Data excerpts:
--- START ---

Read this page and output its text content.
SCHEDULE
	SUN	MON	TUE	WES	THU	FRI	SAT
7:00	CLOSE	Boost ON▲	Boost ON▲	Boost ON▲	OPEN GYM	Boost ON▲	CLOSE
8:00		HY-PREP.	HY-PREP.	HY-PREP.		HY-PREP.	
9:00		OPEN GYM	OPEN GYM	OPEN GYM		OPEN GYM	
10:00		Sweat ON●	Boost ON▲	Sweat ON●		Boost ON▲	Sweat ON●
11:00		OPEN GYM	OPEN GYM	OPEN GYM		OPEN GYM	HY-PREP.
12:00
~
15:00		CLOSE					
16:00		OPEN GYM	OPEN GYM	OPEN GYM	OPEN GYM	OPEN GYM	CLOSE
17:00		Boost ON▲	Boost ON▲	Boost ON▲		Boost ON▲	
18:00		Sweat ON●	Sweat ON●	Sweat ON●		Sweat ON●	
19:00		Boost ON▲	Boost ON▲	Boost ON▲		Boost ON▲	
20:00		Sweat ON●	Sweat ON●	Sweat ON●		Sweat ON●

--- END ---
--- START ---

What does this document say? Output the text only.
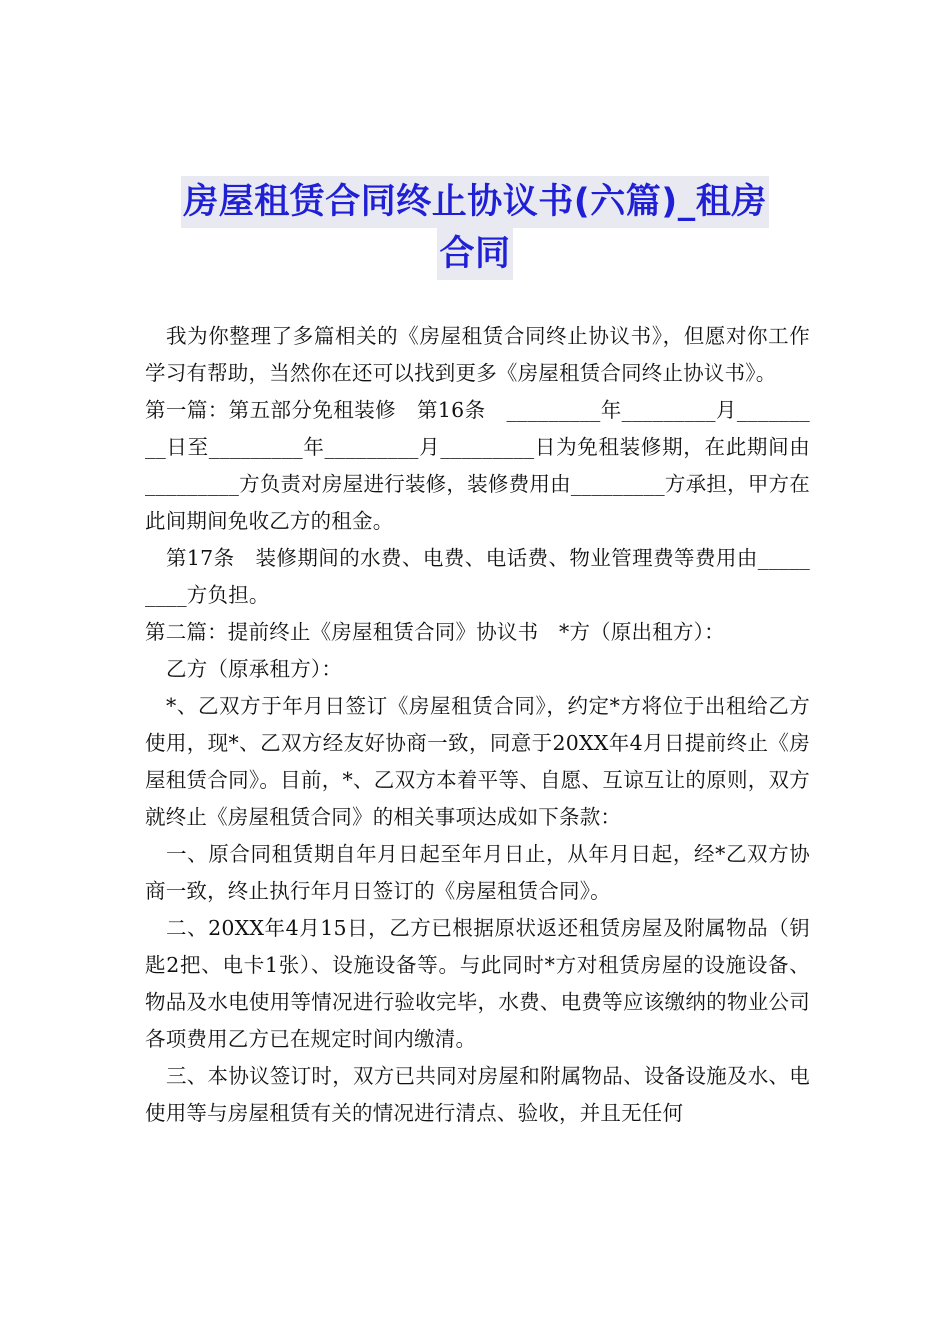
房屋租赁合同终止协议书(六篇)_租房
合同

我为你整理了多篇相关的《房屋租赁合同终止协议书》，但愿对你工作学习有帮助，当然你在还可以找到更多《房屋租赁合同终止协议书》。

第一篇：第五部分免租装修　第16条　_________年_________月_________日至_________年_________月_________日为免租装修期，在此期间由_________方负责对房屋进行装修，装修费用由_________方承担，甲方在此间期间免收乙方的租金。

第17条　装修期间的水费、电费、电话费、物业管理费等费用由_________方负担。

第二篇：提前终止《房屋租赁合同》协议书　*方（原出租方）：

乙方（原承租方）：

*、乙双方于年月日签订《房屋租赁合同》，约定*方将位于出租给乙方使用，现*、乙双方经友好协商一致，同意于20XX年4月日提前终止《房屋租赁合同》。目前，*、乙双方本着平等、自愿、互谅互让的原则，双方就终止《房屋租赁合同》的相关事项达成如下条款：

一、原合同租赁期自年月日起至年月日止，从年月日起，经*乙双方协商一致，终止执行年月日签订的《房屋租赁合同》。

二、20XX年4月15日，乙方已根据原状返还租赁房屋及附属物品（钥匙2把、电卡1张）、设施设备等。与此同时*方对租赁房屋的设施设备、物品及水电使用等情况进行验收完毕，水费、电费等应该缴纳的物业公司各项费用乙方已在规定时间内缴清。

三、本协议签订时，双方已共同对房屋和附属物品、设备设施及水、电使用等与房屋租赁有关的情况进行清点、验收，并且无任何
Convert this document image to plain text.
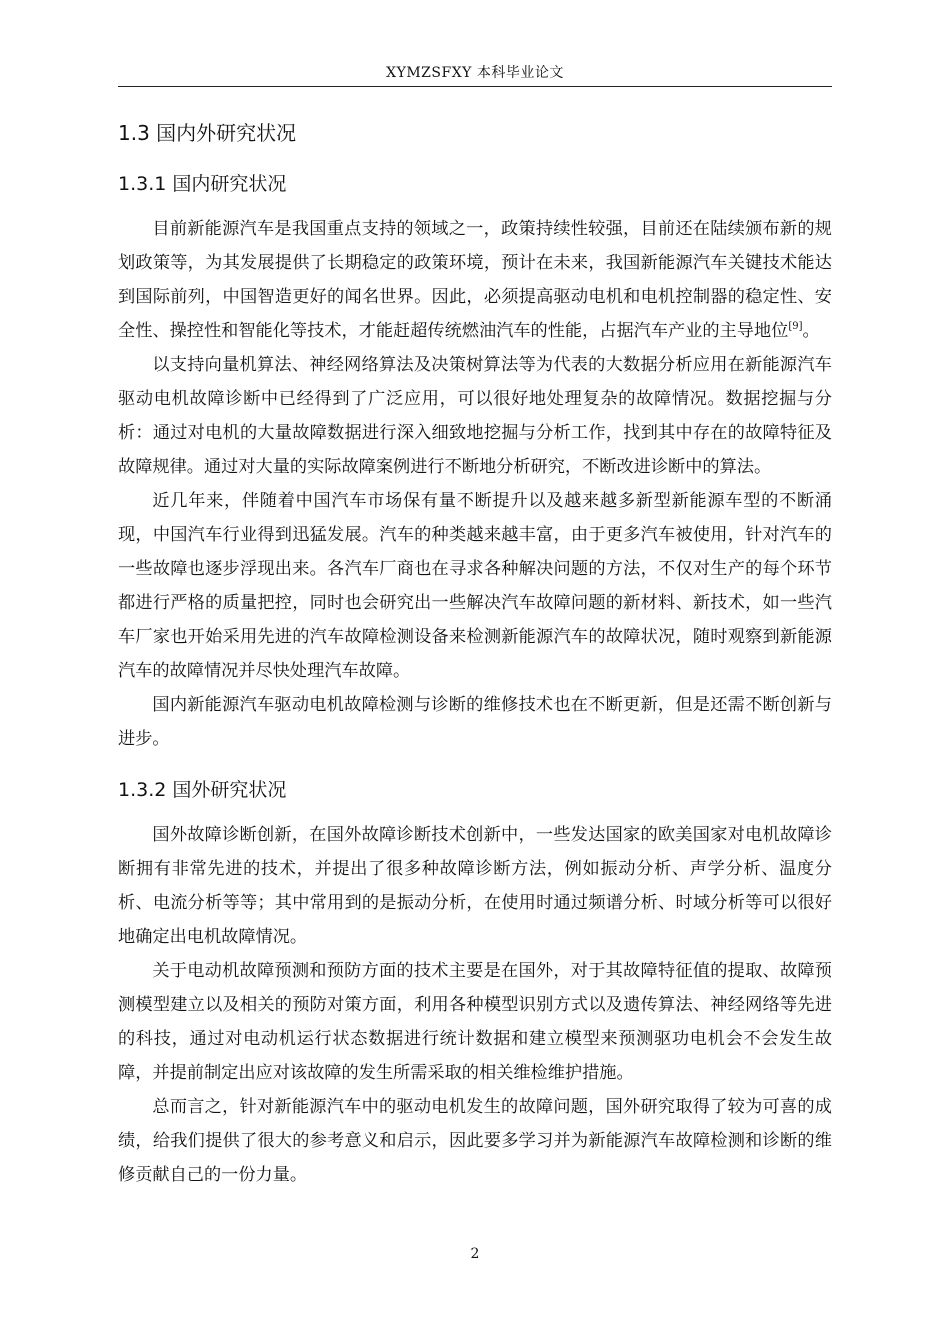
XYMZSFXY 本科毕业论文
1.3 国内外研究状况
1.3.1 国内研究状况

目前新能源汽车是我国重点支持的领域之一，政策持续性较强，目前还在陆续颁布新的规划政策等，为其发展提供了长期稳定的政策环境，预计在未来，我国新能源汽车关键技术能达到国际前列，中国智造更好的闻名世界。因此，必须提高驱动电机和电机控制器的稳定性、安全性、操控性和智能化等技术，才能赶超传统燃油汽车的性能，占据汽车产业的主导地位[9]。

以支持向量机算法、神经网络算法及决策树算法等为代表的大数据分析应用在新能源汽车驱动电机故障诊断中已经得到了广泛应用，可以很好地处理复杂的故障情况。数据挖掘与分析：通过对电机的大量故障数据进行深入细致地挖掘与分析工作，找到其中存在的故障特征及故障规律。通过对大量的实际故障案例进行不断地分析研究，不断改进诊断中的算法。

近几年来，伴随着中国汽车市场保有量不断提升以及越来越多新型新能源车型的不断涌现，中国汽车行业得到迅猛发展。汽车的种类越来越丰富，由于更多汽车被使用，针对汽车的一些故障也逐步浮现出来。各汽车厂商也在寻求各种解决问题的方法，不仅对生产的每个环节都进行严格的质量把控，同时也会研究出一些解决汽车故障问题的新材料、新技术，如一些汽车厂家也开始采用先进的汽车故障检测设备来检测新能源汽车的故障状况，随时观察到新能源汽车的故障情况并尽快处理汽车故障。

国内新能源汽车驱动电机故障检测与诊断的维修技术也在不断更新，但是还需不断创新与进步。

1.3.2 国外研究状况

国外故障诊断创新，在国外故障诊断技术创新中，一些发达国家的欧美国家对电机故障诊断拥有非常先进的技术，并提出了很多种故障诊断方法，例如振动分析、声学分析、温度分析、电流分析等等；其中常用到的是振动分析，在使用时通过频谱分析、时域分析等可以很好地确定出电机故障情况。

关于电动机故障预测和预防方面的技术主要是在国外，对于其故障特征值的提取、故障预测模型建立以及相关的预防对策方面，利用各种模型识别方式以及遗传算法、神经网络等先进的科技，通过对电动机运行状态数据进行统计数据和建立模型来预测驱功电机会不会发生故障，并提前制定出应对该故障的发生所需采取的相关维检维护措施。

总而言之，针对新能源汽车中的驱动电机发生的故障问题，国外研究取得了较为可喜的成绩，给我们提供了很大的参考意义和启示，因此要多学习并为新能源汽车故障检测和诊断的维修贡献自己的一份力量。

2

--- END ---
--- START ---

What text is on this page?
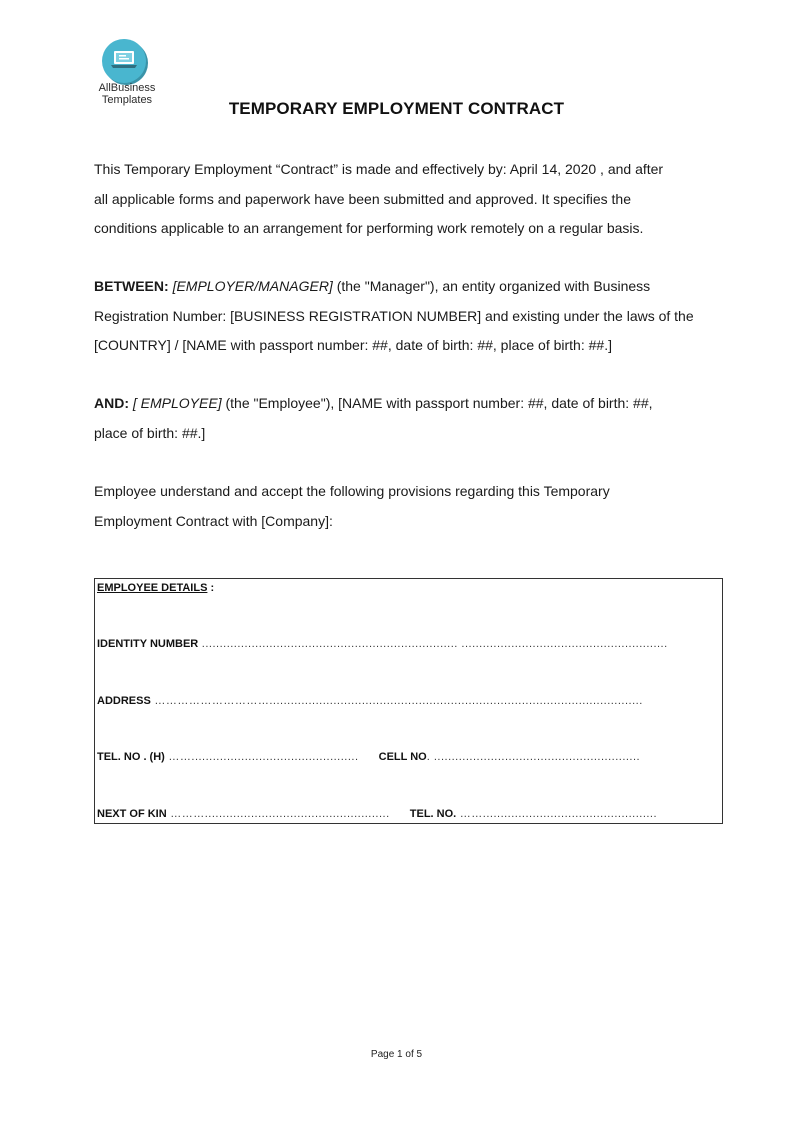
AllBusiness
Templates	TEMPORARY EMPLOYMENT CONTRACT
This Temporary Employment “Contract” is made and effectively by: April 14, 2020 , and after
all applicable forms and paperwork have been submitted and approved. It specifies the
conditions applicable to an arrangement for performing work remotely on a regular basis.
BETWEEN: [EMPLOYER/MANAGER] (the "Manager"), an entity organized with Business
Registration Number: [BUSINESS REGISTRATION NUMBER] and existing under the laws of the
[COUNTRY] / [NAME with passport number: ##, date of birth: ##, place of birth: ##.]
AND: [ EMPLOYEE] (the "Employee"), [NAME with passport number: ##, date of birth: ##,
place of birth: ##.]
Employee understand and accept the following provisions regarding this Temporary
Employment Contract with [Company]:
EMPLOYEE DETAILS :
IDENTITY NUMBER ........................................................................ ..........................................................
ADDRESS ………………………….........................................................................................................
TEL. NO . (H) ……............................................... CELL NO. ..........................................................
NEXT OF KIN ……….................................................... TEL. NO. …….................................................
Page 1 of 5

--- END ---

> **TASK DIRECTIONS**
Identify the lines of the data that contain the word "What". Copy each of them.

> **OUTPUT OF THE TASK**
What does this document say? Output the text only.
What text is on this page?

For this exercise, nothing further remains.